Work required: Select, from the material below, each line with "其中一般公共预算拨款收入" in it.

[BEGIN Supplied information]

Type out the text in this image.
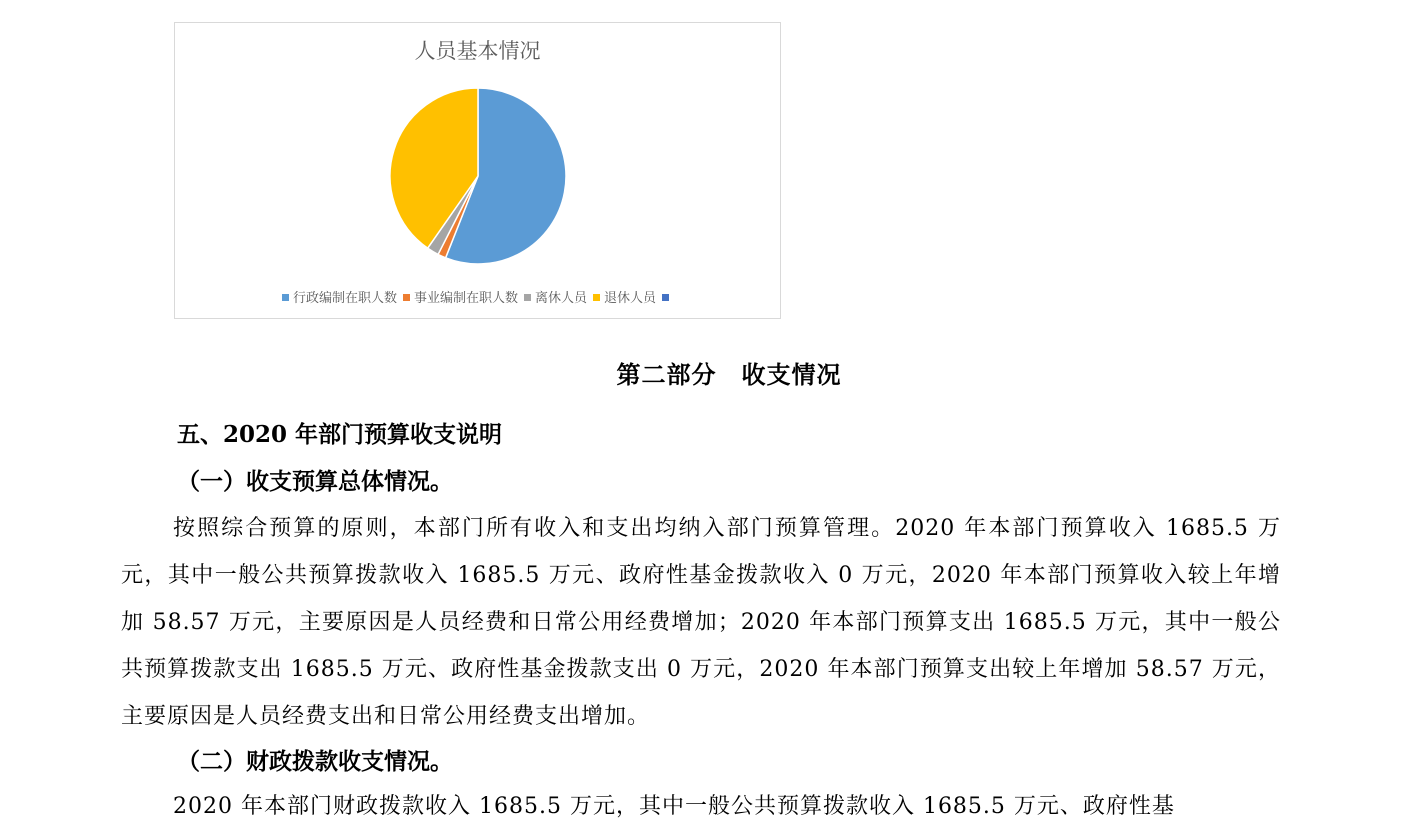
人员基本情况
行政编制在职人数 事业编制在职人数 离休人员 退休人员
第二部分　收支情况
五、2020 年部门预算收支说明
（一）收支预算总体情况。
按照综合预算的原则，本部门所有收入和支出均纳入部门预算管理。2020 年本部门预算收入 1685.5 万元，其中一般公共预算拨款收入 1685.5 万元、政府性基金拨款收入 0 万元，2020 年本部门预算收入较上年增加 58.57 万元，主要原因是人员经费和日常公用经费增加；2020 年本部门预算支出 1685.5 万元，其中一般公共预算拨款支出 1685.5 万元、政府性基金拨款支出 0 万元，2020 年本部门预算支出较上年增加 58.57 万元，主要原因是人员经费支出和日常公用经费支出增加。
（二）财政拨款收支情况。
2020 年本部门财政拨款收入 1685.5 万元，其中一般公共预算拨款收入 1685.5 万元、政府性基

[END Supplied information]

Response to this exercise:
按照综合预算的原则，本部门所有收入和支出均纳入部门预算管理。2020 年本部门预算收入 1685.5 万元，其中一般公共预算拨款收入 1685.5 万元、政府性基金拨款收入 0 万元，2020 年本部门预算收入较上年增加 58.57 万元，主要原因是人员经费和日常公用经费增加；2020 年本部门预算支出 1685.5 万元，其中一般公共预算拨款支出 1685.5 万元、政府性基金拨款支出 0 万元，2020 年本部门预算支出较上年增加 58.57 万元，主要原因是人员经费支出和日常公用经费支出增加。
2020 年本部门财政拨款收入 1685.5 万元，其中一般公共预算拨款收入 1685.5 万元、政府性基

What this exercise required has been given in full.